**Rows from a dataset:**
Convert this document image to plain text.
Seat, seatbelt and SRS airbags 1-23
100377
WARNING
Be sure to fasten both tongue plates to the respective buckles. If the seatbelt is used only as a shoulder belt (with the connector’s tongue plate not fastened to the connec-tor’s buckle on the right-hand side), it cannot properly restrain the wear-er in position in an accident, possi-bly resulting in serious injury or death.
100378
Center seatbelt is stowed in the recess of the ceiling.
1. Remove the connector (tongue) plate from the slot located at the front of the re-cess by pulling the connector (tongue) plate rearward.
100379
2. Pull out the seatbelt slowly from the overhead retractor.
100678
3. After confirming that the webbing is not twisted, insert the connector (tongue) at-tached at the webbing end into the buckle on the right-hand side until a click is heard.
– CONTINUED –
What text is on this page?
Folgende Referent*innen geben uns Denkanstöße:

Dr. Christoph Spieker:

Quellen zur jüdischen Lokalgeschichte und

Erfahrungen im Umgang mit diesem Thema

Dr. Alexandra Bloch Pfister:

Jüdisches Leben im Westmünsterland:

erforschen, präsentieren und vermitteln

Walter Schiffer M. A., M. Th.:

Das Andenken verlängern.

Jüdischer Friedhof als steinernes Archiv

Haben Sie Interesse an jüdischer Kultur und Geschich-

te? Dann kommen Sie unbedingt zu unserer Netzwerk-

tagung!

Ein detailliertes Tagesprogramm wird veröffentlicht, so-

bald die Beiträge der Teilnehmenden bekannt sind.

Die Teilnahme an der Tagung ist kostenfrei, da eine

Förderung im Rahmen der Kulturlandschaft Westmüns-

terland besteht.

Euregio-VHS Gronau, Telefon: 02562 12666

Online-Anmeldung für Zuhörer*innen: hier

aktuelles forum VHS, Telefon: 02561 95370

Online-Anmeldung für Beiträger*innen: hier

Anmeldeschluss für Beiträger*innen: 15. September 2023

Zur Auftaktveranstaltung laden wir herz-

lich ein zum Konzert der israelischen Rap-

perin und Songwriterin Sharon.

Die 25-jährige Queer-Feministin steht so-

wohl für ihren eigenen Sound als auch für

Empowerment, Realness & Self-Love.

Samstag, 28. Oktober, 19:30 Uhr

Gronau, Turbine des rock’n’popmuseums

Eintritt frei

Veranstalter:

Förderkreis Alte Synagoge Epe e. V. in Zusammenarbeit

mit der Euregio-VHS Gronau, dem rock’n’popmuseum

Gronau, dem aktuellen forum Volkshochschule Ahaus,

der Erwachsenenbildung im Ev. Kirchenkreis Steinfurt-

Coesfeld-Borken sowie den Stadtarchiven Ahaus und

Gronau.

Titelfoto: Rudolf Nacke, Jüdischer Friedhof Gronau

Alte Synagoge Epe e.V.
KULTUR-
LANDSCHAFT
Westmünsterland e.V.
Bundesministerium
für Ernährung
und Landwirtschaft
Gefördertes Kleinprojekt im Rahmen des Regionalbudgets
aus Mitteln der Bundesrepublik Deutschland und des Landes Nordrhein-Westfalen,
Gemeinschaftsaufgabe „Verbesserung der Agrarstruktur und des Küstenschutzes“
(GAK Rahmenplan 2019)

**EXERCISE GOAL:** Every line above that contains the word "Gronau" should be reported.

**EXERCISE SOLUTION:**
Euregio-VHS Gronau, Telefon: 02562 12666
Gronau, Turbine des rock’n’popmuseums
mit der Euregio-VHS Gronau, dem rock’n’popmuseum
Gronau, dem aktuellen forum Volkshochschule Ahaus,
Gronau.
Titelfoto: Rudolf Nacke, Jüdischer Friedhof Gronau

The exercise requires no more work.